● **Problem to work on**
Find all lines in the records that include the word "Month", and copy them out.

── Entries supplied ──

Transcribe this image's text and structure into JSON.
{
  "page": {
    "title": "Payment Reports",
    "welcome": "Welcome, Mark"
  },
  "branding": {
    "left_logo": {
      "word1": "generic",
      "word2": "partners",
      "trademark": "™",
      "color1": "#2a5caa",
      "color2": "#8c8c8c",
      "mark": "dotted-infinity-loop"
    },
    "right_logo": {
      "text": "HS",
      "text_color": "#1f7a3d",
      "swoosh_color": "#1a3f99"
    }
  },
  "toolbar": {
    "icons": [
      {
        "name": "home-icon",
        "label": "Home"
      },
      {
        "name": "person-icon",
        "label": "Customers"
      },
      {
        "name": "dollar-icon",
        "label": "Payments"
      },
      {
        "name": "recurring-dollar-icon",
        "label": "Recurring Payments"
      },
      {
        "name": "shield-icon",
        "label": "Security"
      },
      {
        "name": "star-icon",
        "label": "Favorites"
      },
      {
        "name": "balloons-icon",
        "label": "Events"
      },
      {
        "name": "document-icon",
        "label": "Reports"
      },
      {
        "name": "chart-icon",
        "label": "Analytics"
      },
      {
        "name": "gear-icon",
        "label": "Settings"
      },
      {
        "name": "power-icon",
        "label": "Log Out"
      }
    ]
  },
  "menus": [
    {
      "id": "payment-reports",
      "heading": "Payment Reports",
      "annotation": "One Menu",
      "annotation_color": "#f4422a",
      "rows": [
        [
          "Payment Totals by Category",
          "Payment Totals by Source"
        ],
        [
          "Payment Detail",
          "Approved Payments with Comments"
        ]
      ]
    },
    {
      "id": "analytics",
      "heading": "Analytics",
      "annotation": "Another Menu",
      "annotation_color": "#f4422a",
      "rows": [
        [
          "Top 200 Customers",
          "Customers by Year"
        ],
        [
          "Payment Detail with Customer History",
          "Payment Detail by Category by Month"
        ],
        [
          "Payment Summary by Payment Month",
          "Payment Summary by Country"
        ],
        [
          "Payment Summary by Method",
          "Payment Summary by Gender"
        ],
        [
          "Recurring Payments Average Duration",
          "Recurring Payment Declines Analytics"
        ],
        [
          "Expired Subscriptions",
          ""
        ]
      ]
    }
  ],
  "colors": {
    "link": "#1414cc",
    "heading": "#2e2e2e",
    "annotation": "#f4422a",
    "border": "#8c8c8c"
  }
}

───

● **Full solution**
          "Payment Detail by Category by Month"
          "Payment Summary by Payment Month",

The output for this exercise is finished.